▸ Challenge
Scan each line of the records for the word "limusine" and extract the ones that have it.

▸ Given data
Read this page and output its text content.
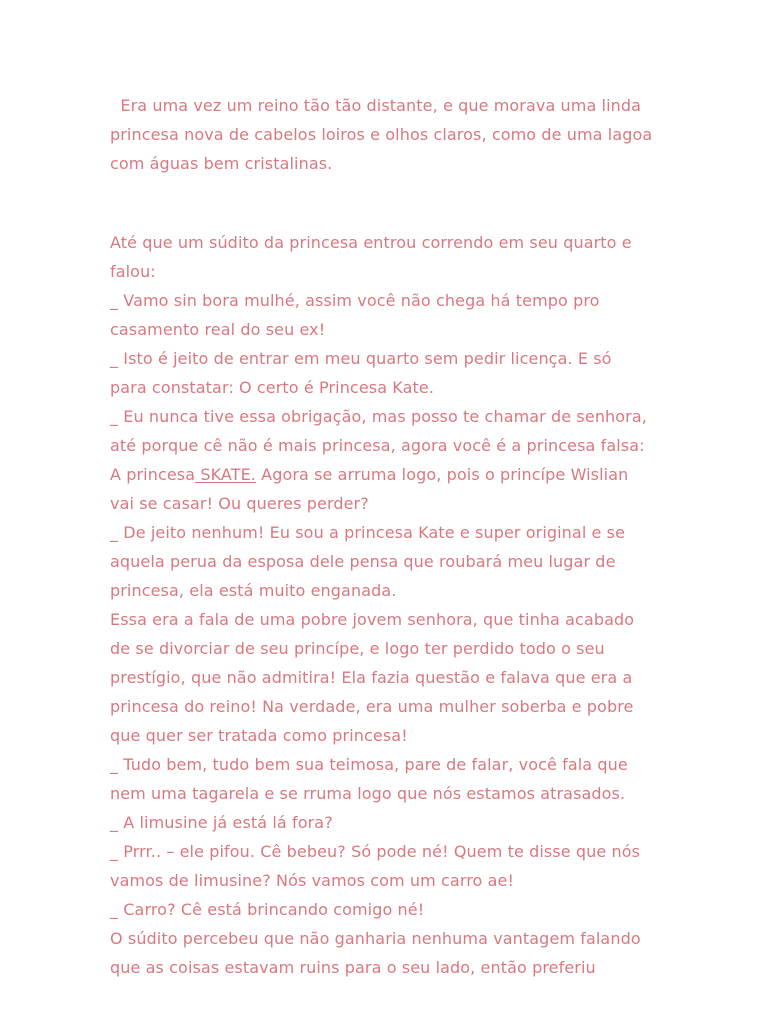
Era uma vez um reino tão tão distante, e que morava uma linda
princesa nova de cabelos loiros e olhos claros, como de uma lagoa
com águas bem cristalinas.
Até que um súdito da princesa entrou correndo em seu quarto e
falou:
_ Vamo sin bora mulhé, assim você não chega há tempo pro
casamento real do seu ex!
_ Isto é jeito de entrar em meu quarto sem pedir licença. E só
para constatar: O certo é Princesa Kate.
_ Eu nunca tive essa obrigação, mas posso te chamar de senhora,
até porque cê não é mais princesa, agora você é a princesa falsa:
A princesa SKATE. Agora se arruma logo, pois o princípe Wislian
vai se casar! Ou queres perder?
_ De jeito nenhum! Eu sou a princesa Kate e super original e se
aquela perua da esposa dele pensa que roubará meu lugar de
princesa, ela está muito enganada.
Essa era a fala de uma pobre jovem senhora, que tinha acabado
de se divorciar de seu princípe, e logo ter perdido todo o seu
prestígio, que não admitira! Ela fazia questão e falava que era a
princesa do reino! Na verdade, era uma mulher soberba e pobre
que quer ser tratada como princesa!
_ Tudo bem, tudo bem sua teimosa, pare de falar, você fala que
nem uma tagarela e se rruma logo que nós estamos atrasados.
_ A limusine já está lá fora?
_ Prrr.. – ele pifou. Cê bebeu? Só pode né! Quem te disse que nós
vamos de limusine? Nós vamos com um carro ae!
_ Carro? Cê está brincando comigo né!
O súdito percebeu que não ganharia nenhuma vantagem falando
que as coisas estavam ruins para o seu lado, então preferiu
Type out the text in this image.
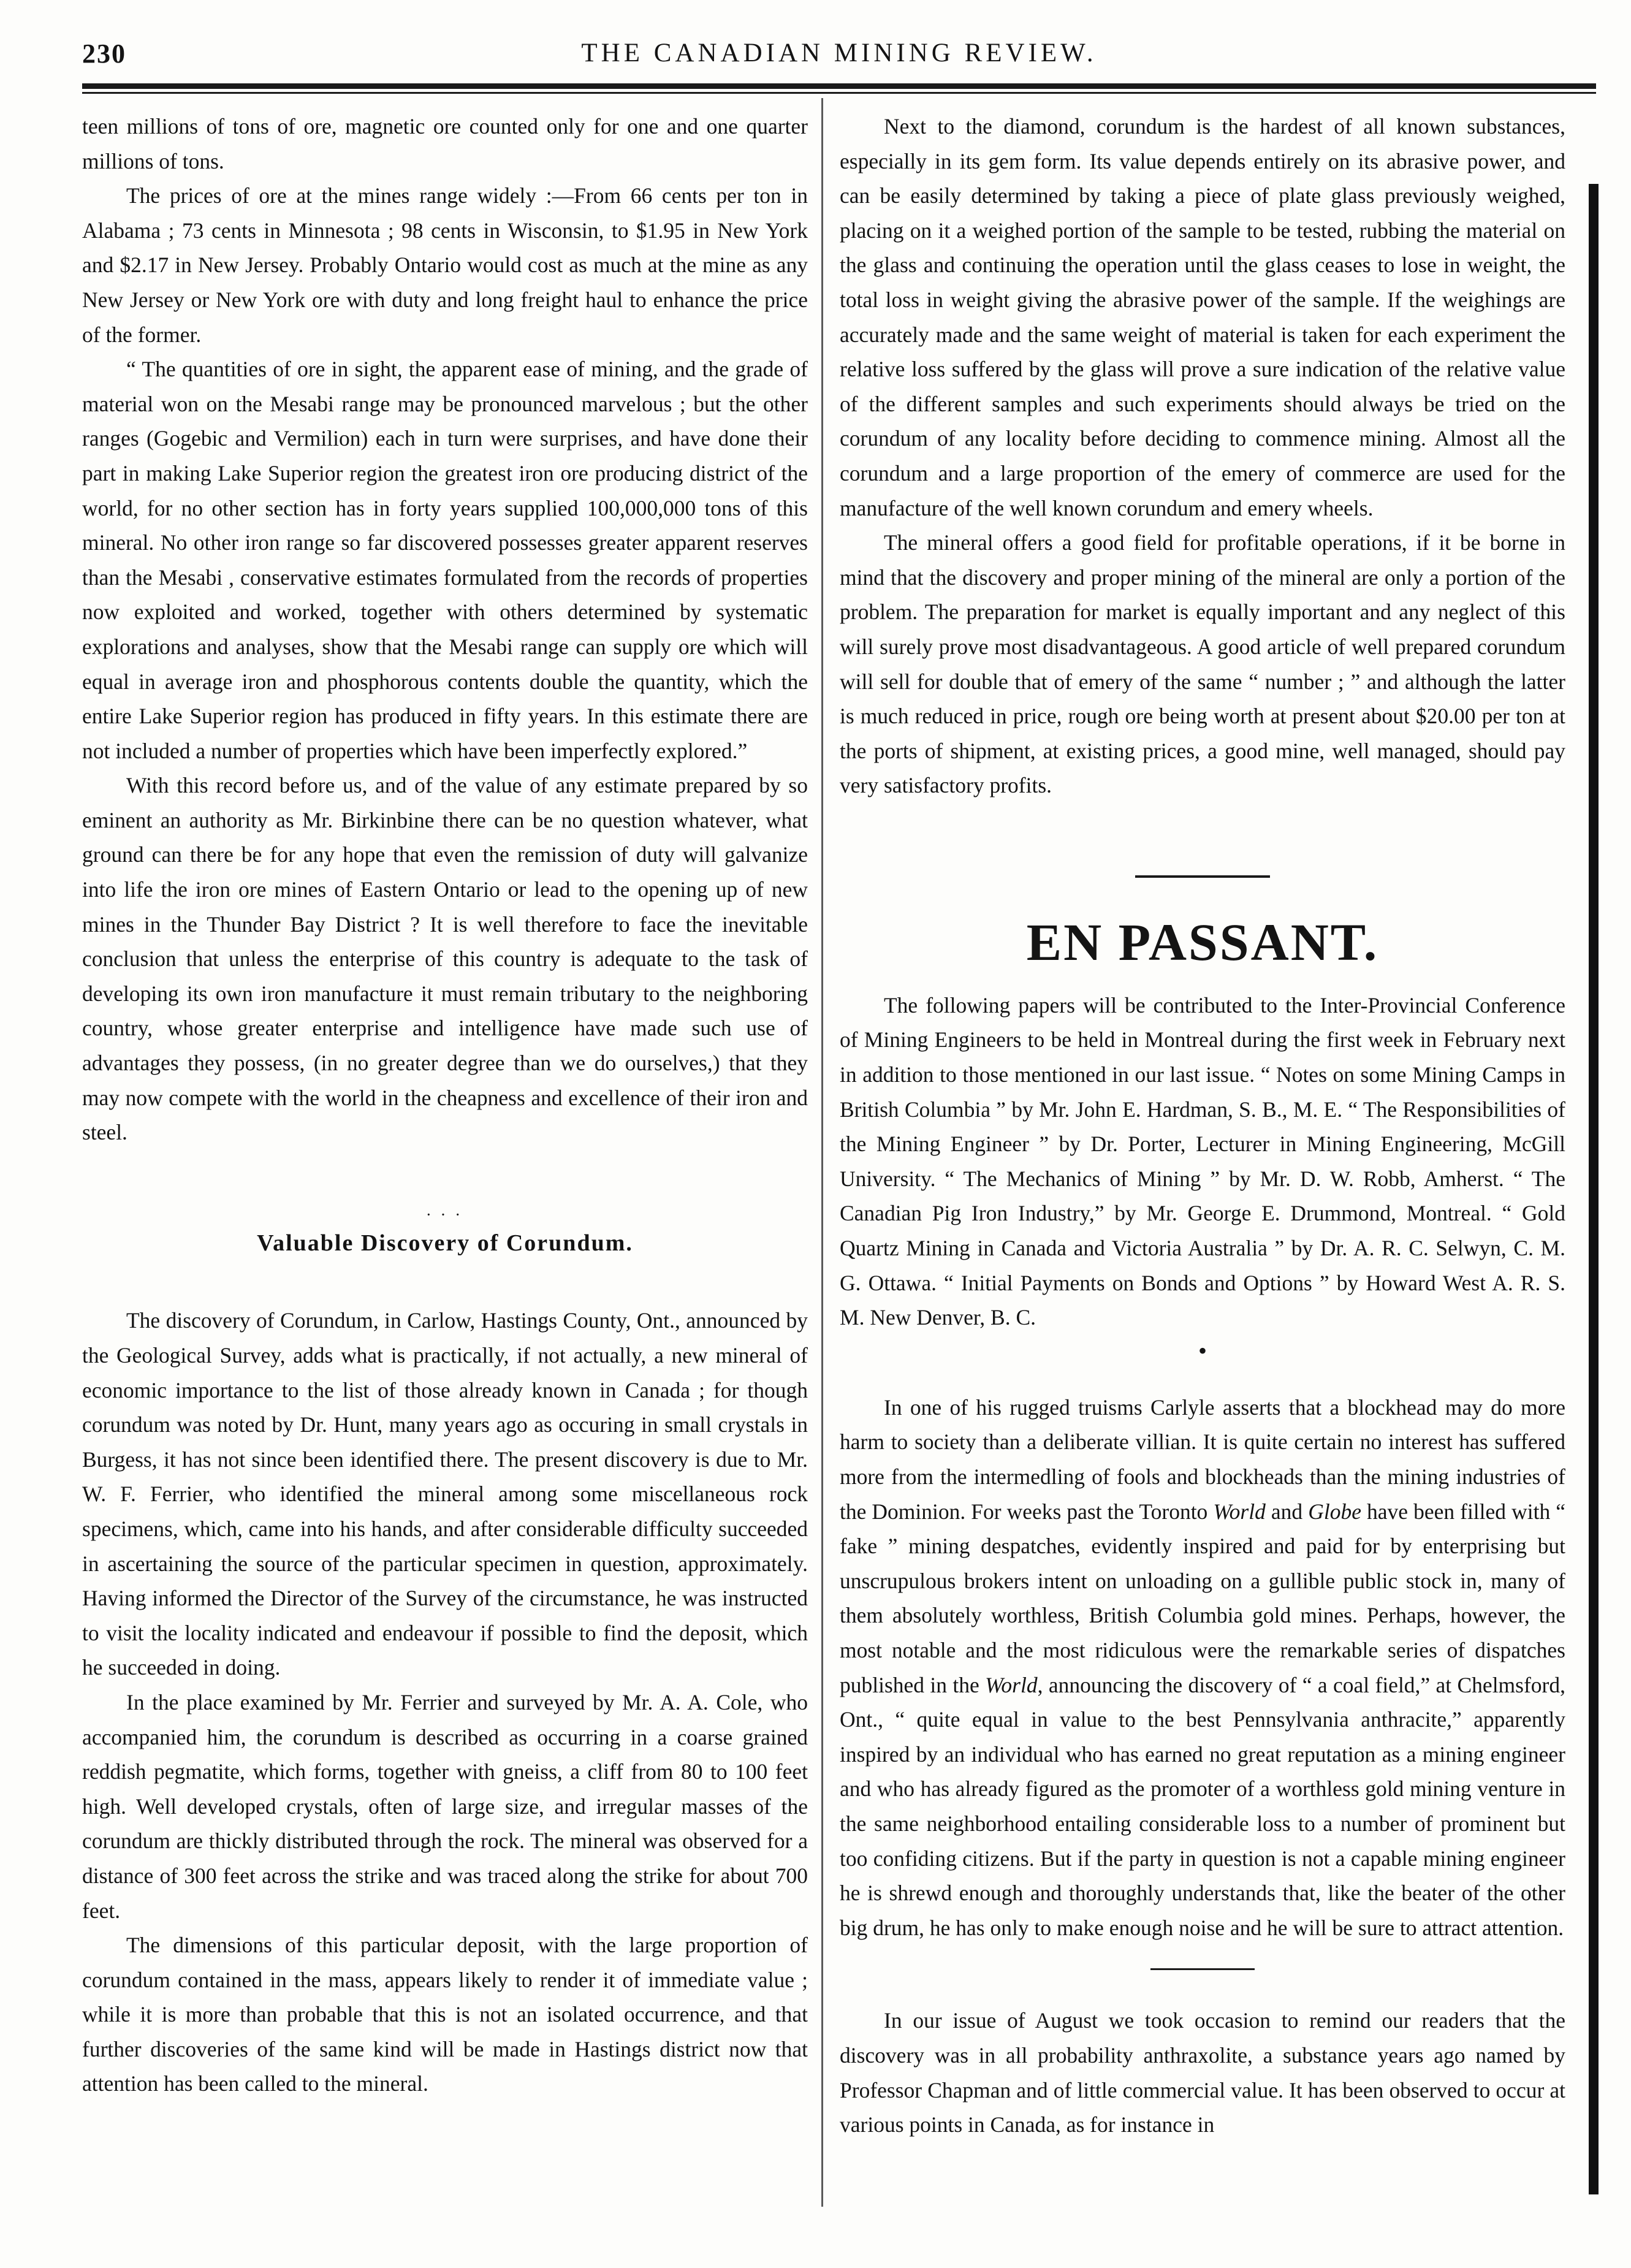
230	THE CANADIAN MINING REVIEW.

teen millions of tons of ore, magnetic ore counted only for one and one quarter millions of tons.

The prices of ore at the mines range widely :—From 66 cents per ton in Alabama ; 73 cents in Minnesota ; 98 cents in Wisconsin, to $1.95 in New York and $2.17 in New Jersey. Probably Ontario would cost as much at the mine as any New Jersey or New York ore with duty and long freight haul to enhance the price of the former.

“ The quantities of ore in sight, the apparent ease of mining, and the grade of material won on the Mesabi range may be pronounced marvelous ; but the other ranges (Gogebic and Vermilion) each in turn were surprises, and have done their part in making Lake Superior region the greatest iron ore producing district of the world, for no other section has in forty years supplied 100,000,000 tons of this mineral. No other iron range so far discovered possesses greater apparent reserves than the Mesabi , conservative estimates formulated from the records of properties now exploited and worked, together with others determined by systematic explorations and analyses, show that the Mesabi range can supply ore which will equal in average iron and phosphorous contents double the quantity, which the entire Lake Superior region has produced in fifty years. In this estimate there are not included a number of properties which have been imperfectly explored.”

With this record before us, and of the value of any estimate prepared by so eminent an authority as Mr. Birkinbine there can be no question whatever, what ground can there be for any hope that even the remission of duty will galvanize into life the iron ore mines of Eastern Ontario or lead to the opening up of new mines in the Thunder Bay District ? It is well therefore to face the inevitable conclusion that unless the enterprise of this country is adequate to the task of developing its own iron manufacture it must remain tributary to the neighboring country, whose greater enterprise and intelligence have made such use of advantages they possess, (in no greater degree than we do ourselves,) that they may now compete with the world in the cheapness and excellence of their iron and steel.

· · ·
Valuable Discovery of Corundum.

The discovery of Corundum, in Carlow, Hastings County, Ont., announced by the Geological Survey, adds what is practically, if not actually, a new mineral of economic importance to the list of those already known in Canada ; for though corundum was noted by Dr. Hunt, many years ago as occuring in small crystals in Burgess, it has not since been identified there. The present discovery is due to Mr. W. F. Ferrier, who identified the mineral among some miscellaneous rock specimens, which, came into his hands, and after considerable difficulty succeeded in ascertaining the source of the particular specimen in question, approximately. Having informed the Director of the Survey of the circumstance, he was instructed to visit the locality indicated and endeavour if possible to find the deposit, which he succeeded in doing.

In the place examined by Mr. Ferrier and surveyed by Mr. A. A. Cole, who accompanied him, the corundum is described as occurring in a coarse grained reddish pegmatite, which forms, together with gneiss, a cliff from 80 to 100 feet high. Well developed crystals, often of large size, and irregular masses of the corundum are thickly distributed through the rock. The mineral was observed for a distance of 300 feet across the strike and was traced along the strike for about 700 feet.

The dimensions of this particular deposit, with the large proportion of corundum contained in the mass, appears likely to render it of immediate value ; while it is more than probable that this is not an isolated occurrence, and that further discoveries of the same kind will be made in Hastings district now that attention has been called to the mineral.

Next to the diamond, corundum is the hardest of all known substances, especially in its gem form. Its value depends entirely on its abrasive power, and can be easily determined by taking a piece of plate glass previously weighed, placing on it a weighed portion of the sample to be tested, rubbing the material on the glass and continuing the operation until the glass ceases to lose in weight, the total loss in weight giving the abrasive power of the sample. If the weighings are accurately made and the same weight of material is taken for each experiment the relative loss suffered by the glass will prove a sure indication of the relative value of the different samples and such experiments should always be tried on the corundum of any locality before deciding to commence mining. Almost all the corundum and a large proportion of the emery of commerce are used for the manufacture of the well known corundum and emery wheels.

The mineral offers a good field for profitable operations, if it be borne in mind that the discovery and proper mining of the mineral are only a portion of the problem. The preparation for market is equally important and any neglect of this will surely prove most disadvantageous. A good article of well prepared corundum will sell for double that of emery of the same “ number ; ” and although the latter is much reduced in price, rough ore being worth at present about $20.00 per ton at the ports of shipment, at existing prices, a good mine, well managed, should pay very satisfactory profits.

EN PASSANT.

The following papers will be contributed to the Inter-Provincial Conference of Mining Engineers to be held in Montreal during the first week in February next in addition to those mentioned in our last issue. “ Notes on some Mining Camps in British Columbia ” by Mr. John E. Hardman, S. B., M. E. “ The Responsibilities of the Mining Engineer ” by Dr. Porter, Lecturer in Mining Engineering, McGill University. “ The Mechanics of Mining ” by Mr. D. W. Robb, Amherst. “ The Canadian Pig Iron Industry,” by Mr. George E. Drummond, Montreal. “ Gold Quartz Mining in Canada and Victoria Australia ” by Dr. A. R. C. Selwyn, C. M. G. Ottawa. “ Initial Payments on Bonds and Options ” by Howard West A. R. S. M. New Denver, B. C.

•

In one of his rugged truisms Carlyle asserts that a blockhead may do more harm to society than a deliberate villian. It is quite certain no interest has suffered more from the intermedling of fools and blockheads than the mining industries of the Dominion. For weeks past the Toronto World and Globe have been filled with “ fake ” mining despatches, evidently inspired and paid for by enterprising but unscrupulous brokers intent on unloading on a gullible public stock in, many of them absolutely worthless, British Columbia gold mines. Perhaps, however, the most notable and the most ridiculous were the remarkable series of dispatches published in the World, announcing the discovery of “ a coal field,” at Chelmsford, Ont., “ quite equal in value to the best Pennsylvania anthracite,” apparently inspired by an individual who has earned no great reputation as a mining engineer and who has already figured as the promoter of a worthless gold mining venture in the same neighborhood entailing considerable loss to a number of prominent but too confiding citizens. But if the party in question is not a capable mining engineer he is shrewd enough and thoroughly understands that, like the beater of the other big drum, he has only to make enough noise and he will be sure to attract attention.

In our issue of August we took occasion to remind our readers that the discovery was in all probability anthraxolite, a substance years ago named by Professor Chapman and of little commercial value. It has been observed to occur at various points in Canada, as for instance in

▸ The output
_ A limusine já está lá fora?
vamos de limusine? Nós vamos com um carro ae!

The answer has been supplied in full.